Task prompt –
Where a line in the listing contains the string "Verbrauchs", copy that line out.

-*-

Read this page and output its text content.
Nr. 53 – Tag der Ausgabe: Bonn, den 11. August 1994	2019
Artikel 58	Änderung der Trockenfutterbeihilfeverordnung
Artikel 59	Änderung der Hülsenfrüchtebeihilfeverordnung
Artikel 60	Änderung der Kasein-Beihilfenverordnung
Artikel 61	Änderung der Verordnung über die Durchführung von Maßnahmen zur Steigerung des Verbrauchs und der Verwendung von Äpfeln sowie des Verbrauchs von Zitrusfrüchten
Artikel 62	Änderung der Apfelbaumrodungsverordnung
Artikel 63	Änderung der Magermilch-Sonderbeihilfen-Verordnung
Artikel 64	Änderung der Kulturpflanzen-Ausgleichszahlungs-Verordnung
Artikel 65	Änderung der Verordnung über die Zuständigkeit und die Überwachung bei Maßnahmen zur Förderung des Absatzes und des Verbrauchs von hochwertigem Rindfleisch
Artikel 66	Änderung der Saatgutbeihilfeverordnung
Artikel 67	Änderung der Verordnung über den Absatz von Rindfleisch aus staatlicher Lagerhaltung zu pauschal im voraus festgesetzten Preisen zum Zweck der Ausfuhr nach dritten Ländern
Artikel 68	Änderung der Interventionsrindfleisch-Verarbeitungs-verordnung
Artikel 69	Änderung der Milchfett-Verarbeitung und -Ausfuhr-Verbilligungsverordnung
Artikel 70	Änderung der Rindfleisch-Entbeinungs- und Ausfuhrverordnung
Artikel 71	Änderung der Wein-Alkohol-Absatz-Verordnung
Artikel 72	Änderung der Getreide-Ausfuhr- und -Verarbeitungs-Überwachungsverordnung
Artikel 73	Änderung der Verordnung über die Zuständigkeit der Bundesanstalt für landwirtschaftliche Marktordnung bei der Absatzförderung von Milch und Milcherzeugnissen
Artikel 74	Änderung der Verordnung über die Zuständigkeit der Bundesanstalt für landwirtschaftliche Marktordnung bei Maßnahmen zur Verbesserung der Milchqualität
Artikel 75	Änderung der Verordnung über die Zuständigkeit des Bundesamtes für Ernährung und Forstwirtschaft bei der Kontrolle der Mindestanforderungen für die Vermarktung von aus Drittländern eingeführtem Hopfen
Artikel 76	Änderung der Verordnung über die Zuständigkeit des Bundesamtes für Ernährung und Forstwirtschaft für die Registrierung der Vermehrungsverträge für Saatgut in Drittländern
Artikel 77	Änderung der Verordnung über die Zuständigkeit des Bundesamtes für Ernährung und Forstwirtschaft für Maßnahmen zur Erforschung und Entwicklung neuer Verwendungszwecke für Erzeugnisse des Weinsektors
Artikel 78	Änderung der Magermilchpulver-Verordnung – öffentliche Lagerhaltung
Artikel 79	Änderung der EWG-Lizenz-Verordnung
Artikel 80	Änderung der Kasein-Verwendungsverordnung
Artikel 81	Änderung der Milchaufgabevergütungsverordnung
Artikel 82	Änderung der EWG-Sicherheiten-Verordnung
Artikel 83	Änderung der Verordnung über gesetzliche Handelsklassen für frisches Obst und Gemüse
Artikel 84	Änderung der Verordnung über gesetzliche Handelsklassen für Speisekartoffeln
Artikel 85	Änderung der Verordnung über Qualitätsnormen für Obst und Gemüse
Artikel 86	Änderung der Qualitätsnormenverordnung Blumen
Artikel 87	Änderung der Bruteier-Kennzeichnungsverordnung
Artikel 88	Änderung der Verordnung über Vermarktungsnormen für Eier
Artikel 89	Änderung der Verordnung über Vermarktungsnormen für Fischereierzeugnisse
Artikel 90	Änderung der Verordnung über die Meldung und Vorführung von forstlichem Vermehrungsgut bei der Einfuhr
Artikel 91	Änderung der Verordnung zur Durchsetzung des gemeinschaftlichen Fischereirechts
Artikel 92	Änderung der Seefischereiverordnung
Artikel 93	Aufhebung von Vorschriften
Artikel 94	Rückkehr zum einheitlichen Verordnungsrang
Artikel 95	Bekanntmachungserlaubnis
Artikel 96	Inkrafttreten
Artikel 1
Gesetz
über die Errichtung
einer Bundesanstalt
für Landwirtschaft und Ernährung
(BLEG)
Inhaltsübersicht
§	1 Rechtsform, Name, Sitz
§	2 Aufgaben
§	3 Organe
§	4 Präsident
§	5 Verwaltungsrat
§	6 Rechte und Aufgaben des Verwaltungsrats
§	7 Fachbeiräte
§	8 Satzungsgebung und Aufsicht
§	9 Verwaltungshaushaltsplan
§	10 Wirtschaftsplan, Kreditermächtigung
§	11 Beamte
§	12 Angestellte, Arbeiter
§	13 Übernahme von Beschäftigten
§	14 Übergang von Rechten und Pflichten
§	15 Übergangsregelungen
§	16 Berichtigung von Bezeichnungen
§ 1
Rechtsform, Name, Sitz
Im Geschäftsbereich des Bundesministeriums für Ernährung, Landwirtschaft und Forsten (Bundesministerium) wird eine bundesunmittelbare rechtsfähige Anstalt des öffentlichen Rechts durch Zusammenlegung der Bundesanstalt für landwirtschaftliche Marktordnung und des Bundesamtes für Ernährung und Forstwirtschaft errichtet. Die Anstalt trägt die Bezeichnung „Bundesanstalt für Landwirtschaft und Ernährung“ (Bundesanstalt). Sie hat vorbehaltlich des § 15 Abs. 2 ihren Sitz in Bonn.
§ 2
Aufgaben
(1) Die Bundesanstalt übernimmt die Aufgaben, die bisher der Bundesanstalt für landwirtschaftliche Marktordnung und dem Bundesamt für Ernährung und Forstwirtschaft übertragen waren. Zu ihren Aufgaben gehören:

-*-

Task result –
Artikel 61	Änderung der Verordnung über die Durchführung von Maßnahmen zur Steigerung des Verbrauchs und der Verwendung von Äpfeln sowie des Verbrauchs von Zitrusfrüchten
Artikel 65	Änderung der Verordnung über die Zuständigkeit und die Überwachung bei Maßnahmen zur Förderung des Absatzes und des Verbrauchs von hochwertigem Rindfleisch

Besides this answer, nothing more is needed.